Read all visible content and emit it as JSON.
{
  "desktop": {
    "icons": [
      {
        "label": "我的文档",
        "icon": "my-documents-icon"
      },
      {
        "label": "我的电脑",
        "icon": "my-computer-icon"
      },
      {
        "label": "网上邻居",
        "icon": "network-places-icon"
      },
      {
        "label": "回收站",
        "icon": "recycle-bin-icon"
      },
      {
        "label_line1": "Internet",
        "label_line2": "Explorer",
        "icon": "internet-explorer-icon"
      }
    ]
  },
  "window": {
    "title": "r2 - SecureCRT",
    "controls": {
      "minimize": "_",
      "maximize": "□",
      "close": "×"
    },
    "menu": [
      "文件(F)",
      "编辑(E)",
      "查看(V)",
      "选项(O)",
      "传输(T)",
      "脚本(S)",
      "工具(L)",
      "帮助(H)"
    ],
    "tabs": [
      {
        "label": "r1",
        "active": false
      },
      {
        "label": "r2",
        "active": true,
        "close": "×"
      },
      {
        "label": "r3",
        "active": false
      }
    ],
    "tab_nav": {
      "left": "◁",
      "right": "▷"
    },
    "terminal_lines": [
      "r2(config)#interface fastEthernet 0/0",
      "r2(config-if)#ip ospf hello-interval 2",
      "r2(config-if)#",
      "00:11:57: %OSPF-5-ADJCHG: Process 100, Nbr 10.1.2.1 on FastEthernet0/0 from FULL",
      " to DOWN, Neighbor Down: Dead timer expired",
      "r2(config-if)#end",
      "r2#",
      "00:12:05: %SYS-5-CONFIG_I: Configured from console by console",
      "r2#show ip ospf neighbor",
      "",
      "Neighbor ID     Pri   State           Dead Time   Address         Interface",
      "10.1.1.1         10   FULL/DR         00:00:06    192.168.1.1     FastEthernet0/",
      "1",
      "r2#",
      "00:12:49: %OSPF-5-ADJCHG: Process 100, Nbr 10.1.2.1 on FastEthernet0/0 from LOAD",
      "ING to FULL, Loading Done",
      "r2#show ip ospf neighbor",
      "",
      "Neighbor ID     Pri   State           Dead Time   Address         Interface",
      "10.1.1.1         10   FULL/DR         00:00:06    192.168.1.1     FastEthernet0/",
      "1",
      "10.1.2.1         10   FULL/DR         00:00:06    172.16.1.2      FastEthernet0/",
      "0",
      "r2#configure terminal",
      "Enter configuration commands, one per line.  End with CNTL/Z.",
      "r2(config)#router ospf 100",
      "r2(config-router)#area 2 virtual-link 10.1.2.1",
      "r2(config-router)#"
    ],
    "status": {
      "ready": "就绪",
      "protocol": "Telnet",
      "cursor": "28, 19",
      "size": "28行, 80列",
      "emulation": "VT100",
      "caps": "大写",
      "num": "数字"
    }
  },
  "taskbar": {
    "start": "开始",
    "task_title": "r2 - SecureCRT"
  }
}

Task instructions: Each entry is to be returned in full, character for character.

Task result:
Read all visible content and emit it as JSON.
{
  "desktop": {
    "icons": [
      {
        "label": "我的文档",
        "icon": "my-documents-icon"
      },
      {
        "label": "我的电脑",
        "icon": "my-computer-icon"
      },
      {
        "label": "网上邻居",
        "icon": "network-places-icon"
      },
      {
        "label": "回收站",
        "icon": "recycle-bin-icon"
      },
      {
        "label_line1": "Internet",
        "label_line2": "Explorer",
        "icon": "internet-explorer-icon"
      }
    ]
  },
  "window": {
    "title": "r2 - SecureCRT",
    "controls": {
      "minimize": "_",
      "maximize": "□",
      "close": "×"
    },
    "menu": [
      "文件(F)",
      "编辑(E)",
      "查看(V)",
      "选项(O)",
      "传输(T)",
      "脚本(S)",
      "工具(L)",
      "帮助(H)"
    ],
    "tabs": [
      {
        "label": "r1",
        "active": false
      },
      {
        "label": "r2",
        "active": true,
        "close": "×"
      },
      {
        "label": "r3",
        "active": false
      }
    ],
    "tab_nav": {
      "left": "◁",
      "right": "▷"
    },
    "terminal_lines": [
      "r2(config)#interface fastEthernet 0/0",
      "r2(config-if)#ip ospf hello-interval 2",
      "r2(config-if)#",
      "00:11:57: %OSPF-5-ADJCHG: Process 100, Nbr 10.1.2.1 on FastEthernet0/0 from FULL",
      " to DOWN, Neighbor Down: Dead timer expired",
      "r2(config-if)#end",
      "r2#",
      "00:12:05: %SYS-5-CONFIG_I: Configured from console by console",
      "r2#show ip ospf neighbor",
      "",
      "Neighbor ID     Pri   State           Dead Time   Address         Interface",
      "10.1.1.1         10   FULL/DR         00:00:06    192.168.1.1     FastEthernet0/",
      "1",
      "r2#",
      "00:12:49: %OSPF-5-ADJCHG: Process 100, Nbr 10.1.2.1 on FastEthernet0/0 from LOAD",
      "ING to FULL, Loading Done",
      "r2#show ip ospf neighbor",
      "",
      "Neighbor ID     Pri   State           Dead Time   Address         Interface",
      "10.1.1.1         10   FULL/DR         00:00:06    192.168.1.1     FastEthernet0/",
      "1",
      "10.1.2.1         10   FULL/DR         00:00:06    172.16.1.2      FastEthernet0/",
      "0",
      "r2#configure terminal",
      "Enter configuration commands, one per line.  End with CNTL/Z.",
      "r2(config)#router ospf 100",
      "r2(config-router)#area 2 virtual-link 10.1.2.1",
      "r2(config-router)#"
    ],
    "status": {
      "ready": "就绪",
      "protocol": "Telnet",
      "cursor": "28, 19",
      "size": "28行, 80列",
      "emulation": "VT100",
      "caps": "大写",
      "num": "数字"
    }
  },
  "taskbar": {
    "start": "开始",
    "task_title": "r2 - SecureCRT"
  }
}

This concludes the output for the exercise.